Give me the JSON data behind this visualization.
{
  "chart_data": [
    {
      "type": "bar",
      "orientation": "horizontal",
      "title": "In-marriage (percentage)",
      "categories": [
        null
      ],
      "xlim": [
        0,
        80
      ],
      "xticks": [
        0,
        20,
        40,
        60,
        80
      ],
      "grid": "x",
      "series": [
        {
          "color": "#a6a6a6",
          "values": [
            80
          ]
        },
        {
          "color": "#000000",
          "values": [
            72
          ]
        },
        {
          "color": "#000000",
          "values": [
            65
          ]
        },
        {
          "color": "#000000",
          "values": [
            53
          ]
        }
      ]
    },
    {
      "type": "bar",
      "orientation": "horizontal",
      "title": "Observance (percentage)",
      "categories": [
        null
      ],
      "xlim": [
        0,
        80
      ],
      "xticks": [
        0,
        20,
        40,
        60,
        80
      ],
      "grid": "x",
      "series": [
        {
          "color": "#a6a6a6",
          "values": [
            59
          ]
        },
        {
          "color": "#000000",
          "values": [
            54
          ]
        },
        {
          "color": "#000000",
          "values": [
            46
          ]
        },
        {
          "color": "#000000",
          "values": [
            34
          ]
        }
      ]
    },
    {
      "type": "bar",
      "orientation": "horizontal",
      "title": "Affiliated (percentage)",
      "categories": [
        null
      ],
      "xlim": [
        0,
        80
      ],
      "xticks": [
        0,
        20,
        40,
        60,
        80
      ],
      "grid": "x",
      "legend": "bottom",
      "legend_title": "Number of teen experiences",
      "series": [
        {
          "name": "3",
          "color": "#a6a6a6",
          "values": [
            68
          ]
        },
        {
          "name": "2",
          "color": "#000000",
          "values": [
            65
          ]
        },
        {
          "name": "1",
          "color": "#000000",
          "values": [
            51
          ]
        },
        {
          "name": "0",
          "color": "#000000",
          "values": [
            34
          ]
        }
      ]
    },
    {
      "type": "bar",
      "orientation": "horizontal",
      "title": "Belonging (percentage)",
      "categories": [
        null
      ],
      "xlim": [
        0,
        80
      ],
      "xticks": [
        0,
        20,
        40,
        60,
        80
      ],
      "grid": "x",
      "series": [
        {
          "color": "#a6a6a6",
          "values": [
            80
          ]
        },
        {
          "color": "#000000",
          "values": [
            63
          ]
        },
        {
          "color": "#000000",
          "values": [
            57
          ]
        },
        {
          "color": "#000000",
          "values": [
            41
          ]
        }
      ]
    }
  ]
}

▶ _Set exercise_: Copy all the records above exactly, missing none.

▶ _Solved problem_:
Give me the JSON data behind this visualization.
{
  "chart_data": [
    {
      "type": "bar",
      "orientation": "horizontal",
      "title": "In-marriage (percentage)",
      "categories": [
        null
      ],
      "xlim": [
        0,
        80
      ],
      "xticks": [
        0,
        20,
        40,
        60,
        80
      ],
      "grid": "x",
      "series": [
        {
          "color": "#a6a6a6",
          "values": [
            80
          ]
        },
        {
          "color": "#000000",
          "values": [
            72
          ]
        },
        {
          "color": "#000000",
          "values": [
            65
          ]
        },
        {
          "color": "#000000",
          "values": [
            53
          ]
        }
      ]
    },
    {
      "type": "bar",
      "orientation": "horizontal",
      "title": "Observance (percentage)",
      "categories": [
        null
      ],
      "xlim": [
        0,
        80
      ],
      "xticks": [
        0,
        20,
        40,
        60,
        80
      ],
      "grid": "x",
      "series": [
        {
          "color": "#a6a6a6",
          "values": [
            59
          ]
        },
        {
          "color": "#000000",
          "values": [
            54
          ]
        },
        {
          "color": "#000000",
          "values": [
            46
          ]
        },
        {
          "color": "#000000",
          "values": [
            34
          ]
        }
      ]
    },
    {
      "type": "bar",
      "orientation": "horizontal",
      "title": "Affiliated (percentage)",
      "categories": [
        null
      ],
      "xlim": [
        0,
        80
      ],
      "xticks": [
        0,
        20,
        40,
        60,
        80
      ],
      "grid": "x",
      "legend": "bottom",
      "legend_title": "Number of teen experiences",
      "series": [
        {
          "name": "3",
          "color": "#a6a6a6",
          "values": [
            68
          ]
        },
        {
          "name": "2",
          "color": "#000000",
          "values": [
            65
          ]
        },
        {
          "name": "1",
          "color": "#000000",
          "values": [
            51
          ]
        },
        {
          "name": "0",
          "color": "#000000",
          "values": [
            34
          ]
        }
      ]
    },
    {
      "type": "bar",
      "orientation": "horizontal",
      "title": "Belonging (percentage)",
      "categories": [
        null
      ],
      "xlim": [
        0,
        80
      ],
      "xticks": [
        0,
        20,
        40,
        60,
        80
      ],
      "grid": "x",
      "series": [
        {
          "color": "#a6a6a6",
          "values": [
            80
          ]
        },
        {
          "color": "#000000",
          "values": [
            63
          ]
        },
        {
          "color": "#000000",
          "values": [
            57
          ]
        },
        {
          "color": "#000000",
          "values": [
            41
          ]
        }
      ]
    }
  ]
}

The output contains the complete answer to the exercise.